** Exercise requirements **
Search the material for "المنشآت" and show all lines that contain it.

** Record extracts **
>> Start

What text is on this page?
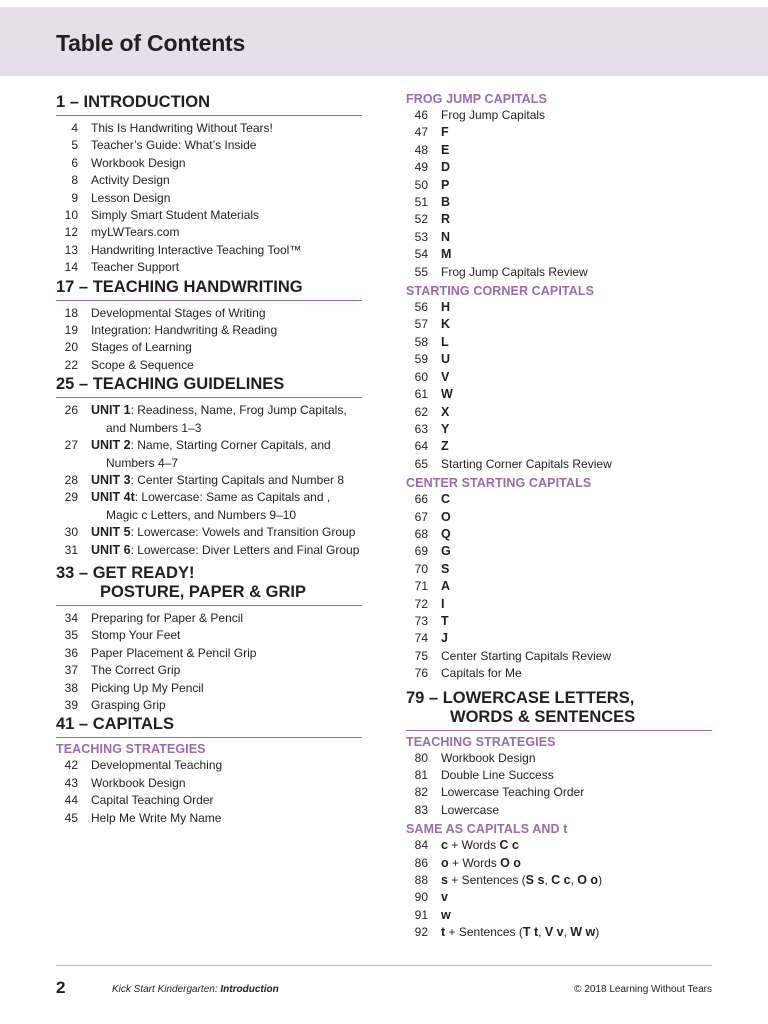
Table of Contents
1 – INTRODUCTION
4	This Is Handwriting Without Tears!
5	Teacher’s Guide: What’s Inside
6	Workbook Design
8	Activity Design
9	Lesson Design
10	Simply Smart Student Materials
12	myLWTears.com
13	Handwriting Interactive Teaching Tool™
14	Teacher Support
17 – TEACHING HANDWRITING
18	Developmental Stages of Writing
19	Integration: Handwriting & Reading
20	Stages of Learning
22	Scope & Sequence
25 – TEACHING GUIDELINES
26	UNIT 1: Readiness, Name, Frog Jump Capitals,
and Numbers 1–3
27	UNIT 2: Name, Starting Corner Capitals, and
Numbers 4–7
28	UNIT 3: Center Starting Capitals and Number 8
29	UNIT 4t: Lowercase: Same as Capitals and ,
Magic c Letters, and Numbers 9–10
30	UNIT 5: Lowercase: Vowels and Transition Group
31	UNIT 6: Lowercase: Diver Letters and Final Group
33 – GET READY!
POSTURE, PAPER & GRIP
34	Preparing for Paper & Pencil
35	Stomp Your Feet
36	Paper Placement & Pencil Grip
37	The Correct Grip
38	Picking Up My Pencil
39	Grasping Grip
41 – CAPITALS
TEACHING STRATEGIES
42	Developmental Teaching
43	Workbook Design
44	Capital Teaching Order
45	Help Me Write My Name
FROG JUMP CAPITALS
46	Frog Jump Capitals
47	F
48	E
49	D
50	P
51	B
52	R
53	N
54	M
55	Frog Jump Capitals Review
STARTING CORNER CAPITALS
56	H
57	K
58	L
59	U
60	V
61	W
62	X
63	Y
64	Z
65	Starting Corner Capitals Review
CENTER STARTING CAPITALS
66	C
67	O
68	Q
69	G
70	S
71	A
72	I
73	T
74	J
75	Center Starting Capitals Review
76	Capitals for Me
79 – LOWERCASE LETTERS,
WORDS & SENTENCES
TEACHING STRATEGIES
80	Workbook Design
81	Double Line Success
82	Lowercase Teaching Order
83	Lowercase
SAME AS CAPITALS AND t
84	c + Words C c
86	o + Words O o
88	s + Sentences (S s, C c, O o)
90	v
91	w
92	t + Sentences (T t, V v, W w)
2	Kick Start Kindergarten: Introduction	© 2018 Learning Without Tears
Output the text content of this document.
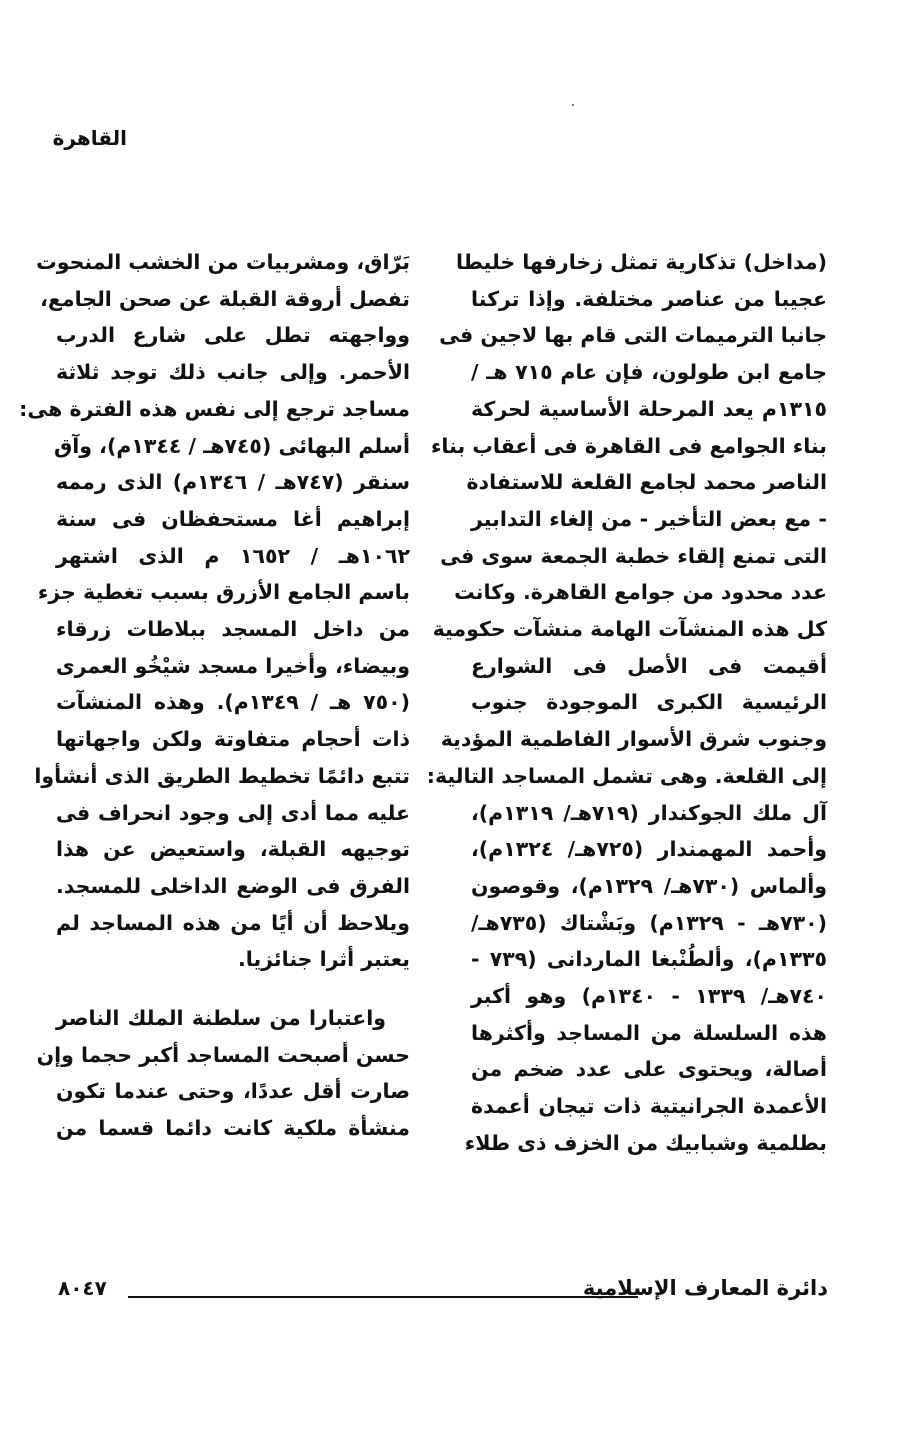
القاهرة

(مداخل) تذكارية تمثل زخارفها خليطا
عجيبا من عناصر مختلفة. وإذا تركنا
جانبا الترميمات التى قام بها لاجين فى
جامع ابن طولون، فإن عام ٧١٥ هـ /
١٣١٥م يعد المرحلة الأساسية لحركة
بناء الجوامع فى القاهرة فى أعقاب بناء
الناصر محمد لجامع القلعة للاستفادة
- مع بعض التأخير - من إلغاء التدابير
التى تمنع إلقاء خطبة الجمعة سوى فى
عدد محدود من جوامع القاهرة. وكانت
كل هذه المنشآت الهامة منشآت حكومية
أقيمت فى الأصل فى الشوارع
الرئيسية الكبرى الموجودة جنوب
وجنوب شرق الأسوار الفاطمية المؤدية
إلى القلعة. وهى تشمل المساجد التالية:
آل ملك الجوكندار (٧١٩هـ/ ١٣١٩م)،
وأحمد المهمندار (٧٢٥هـ/ ١٣٢٤م)،
وألماس (٧٣٠هـ/ ١٣٢٩م)، وقوصون
(٧٣٠هـ - ١٣٢٩م) وبَشْتاك (٧٣٥هـ/
١٣٣٥م)، وألطُنْبغا الماردانى (٧٣٩ -
٧٤٠هـ/ ١٣٣٩ - ١٣٤٠م) وهو أكبر
هذه السلسلة من المساجد وأكثرها
أصالة، ويحتوى على عدد ضخم من
الأعمدة الجرانيتية ذات تيجان أعمدة
بطلمية وشبابيك من الخزف ذى طلاء

بَرّاق، ومشربيات من الخشب المنحوت
تفصل أروقة القبلة عن صحن الجامع،
وواجهته تطل على شارع الدرب
الأحمر. وإلى جانب ذلك توجد ثلاثة
مساجد ترجع إلى نفس هذه الفترة هى:
أسلم البهائى (٧٤٥هـ / ١٣٤٤م)، وآق
سنقر (٧٤٧هـ / ١٣٤٦م) الذى رممه
إبراهيم أغا مستحفظان فى سنة
١٠٦٢هـ / ١٦٥٢ م الذى اشتهر
باسم الجامع الأزرق بسبب تغطية جزء
من داخل المسجد ببلاطات زرقاء
وبيضاء، وأخيرا مسجد شيْخُو العمرى
(٧٥٠ هـ / ١٣٤٩م). وهذه المنشآت
ذات أحجام متفاوتة ولكن واجهاتها
تتبع دائمًا تخطيط الطريق الذى أنشأوا
عليه مما أدى إلى وجود انحراف فى
توجيهه القبلة، واستعيض عن هذا
الفرق فى الوضع الداخلى للمسجد.
ويلاحظ أن أيًا من هذه المساجد لم
يعتبر أثرا جنائزيا.

واعتبارا من سلطنة الملك الناصر
حسن أصبحت المساجد أكبر حجما وإن
صارت أقل عددًا، وحتى عندما تكون
منشأة ملكية كانت دائما قسما من

دائرة المعارف الإسلامية
٨٠٤٧
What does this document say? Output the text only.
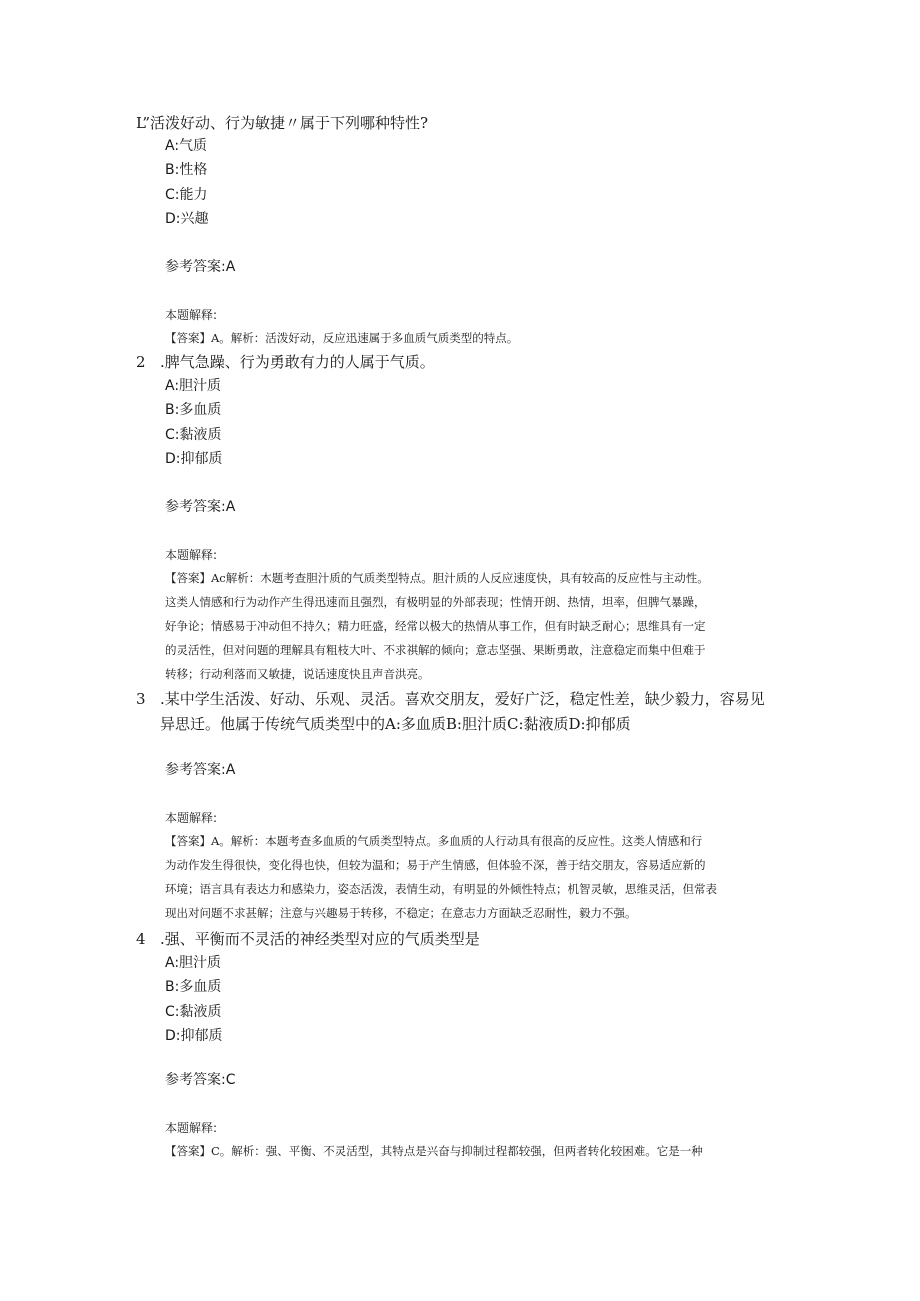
L”活泼好动、行为敏捷〃属于下列哪种特性?
A:气质
B:性格
C:能力
D:兴趣
参考答案:A
本题解释:
【答案】A。解析：活泼好动，反应迅速属于多血质气质类型的特点。
2 .脾气急躁、行为勇敢有力的人属于气质。
A:胆汁质
B:多血质
C:黏液质
D:抑郁质
参考答案:A
本题解释:
【答案】Ac解析：木题考查胆汁质的气质类型特点。胆汁质的人反应速度快，具有较高的反应性与主动性。
这类人情感和行为动作产生得迅速而且强烈，有极明显的外部表现；性情开朗、热情，坦率，但脾气暴躁，
好争论；情感易于冲动但不持久；精力旺盛，经常以极大的热情从事工作，但有时缺乏耐心；思维具有一定
的灵活性，但对问题的理解具有粗枝大叶、不求祺解的倾向；意志坚强、果断勇敢，注意稳定而集中但难于
转移；行动利落而又敏捷，说话速度快且声音洪亮。
3 .某中学生活泼、好动、乐观、灵活。喜欢交朋友，爱好广泛，稳定性差，缺少毅力，容易见
异思迁。他属于传统气质类型中的A:多血质B:胆汁质C:黏液质D:抑郁质
参考答案:A
本题解释:
【答案】A。解析：本题考查多血质的气质类型特点。多血质的人行动具有很高的反应性。这类人情感和行
为动作发生得很快，变化得也快，但较为温和；易于产生情感，但体验不深，善于结交朋友，容易适应新的
环境；语言具有表达力和感染力，姿态活泼，表情生动，有明显的外倾性特点；机智灵敏，思维灵活，但常表
现出对问题不求甚解；注意与兴趣易于转移，不稳定；在意志力方面缺乏忍耐性，毅力不强。
4 .强、平衡而不灵活的神经类型对应的气质类型是
A:胆汁质
B:多血质
C:黏液质
D:抑郁质
参考答案:C
本题解释:
【答案】C。解析：强、平衡、不灵活型，其特点是兴奋与抑制过程都较强，但两者转化较困难。它是一种
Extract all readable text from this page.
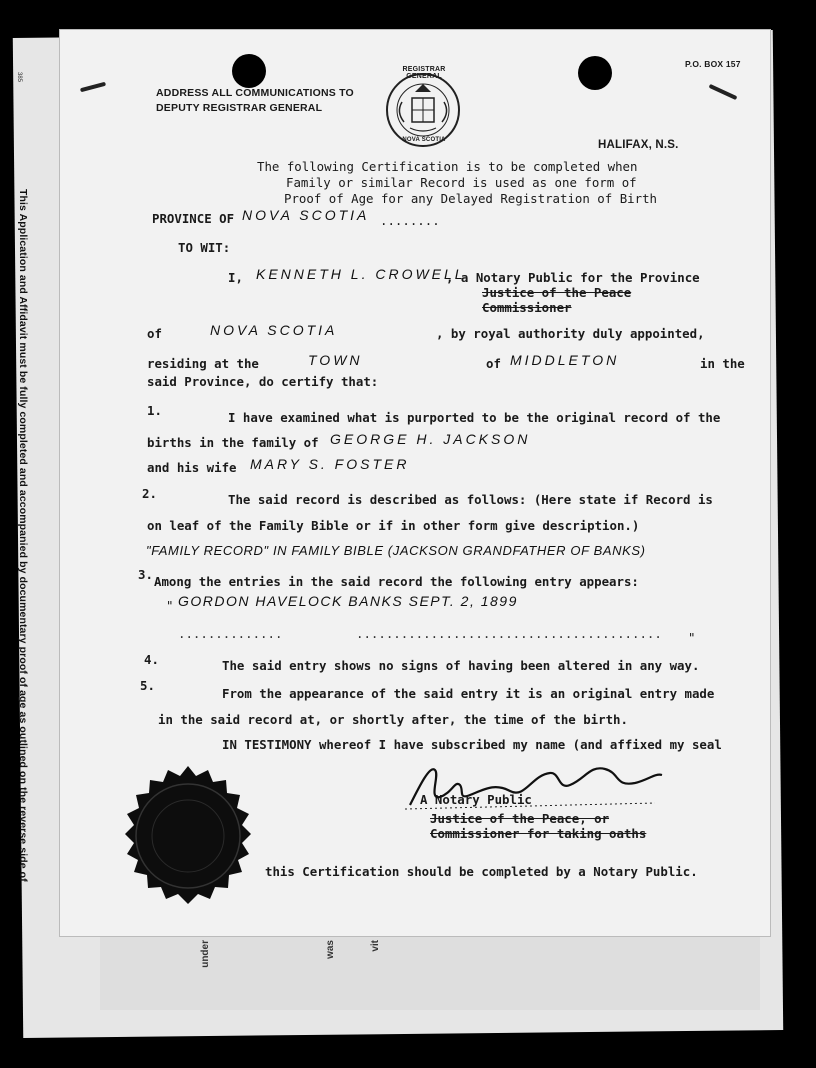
under	was	vit
385
This Application and Affidavit must be fully completed and accompanied by documentary proof of age as outlined on the reverse side of
REGISTRAR GENERAL
NOVA SCOTIA
ADDRESS ALL COMMUNICATIONS TO
DEPUTY REGISTRAR GENERAL
P.O. BOX 157
HALIFAX, N.S.
The following Certification is to be completed when
Family or similar Record is used as one form of
Proof of Age for any Delayed Registration of Birth
PROVINCE OF NOVA SCOTIA ........
TO WIT:
I, KENNETH L. CROWELL
, a Notary Public for the Province
Justice of the Peace
Commissioner
of	NOVA SCOTIA	, by royal authority duly appointed,
residing at the	TOWN	of MIDDLETON	in the
said Province, do certify that:
1.	I have examined what is purported to be the original record of the
births in the family of GEORGE H. JACKSON
and his wife MARY S. FOSTER
2.	The said record is described as follows: (Here state if Record is
on leaf of the Family Bible or if in other form give description.)
"FAMILY RECORD" IN FAMILY BIBLE (JACKSON GRANDFATHER OF BANKS)
3. Among the entries in the said record the following entry appears:
" GORDON HAVELOCK BANKS SEPT. 2, 1899
..............	......................................... "
4.	The said entry shows no signs of having been altered in any way.
5.
From the appearance of the said entry it is an original entry made
in the said record at, or shortly after, the time of the birth.
IN TESTIMONY whereof I have subscribed my name (and affixed my seal
A Notary Public
Justice of the Peace, or
Commissioner for taking oaths
this Certification should be completed by a Notary Public.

>> End

** Expected answer **
كل هذه المنشآت الهامة منشآت حكومية
(٧٥٠ هـ / ١٣٤٩م). وهذه المنشآت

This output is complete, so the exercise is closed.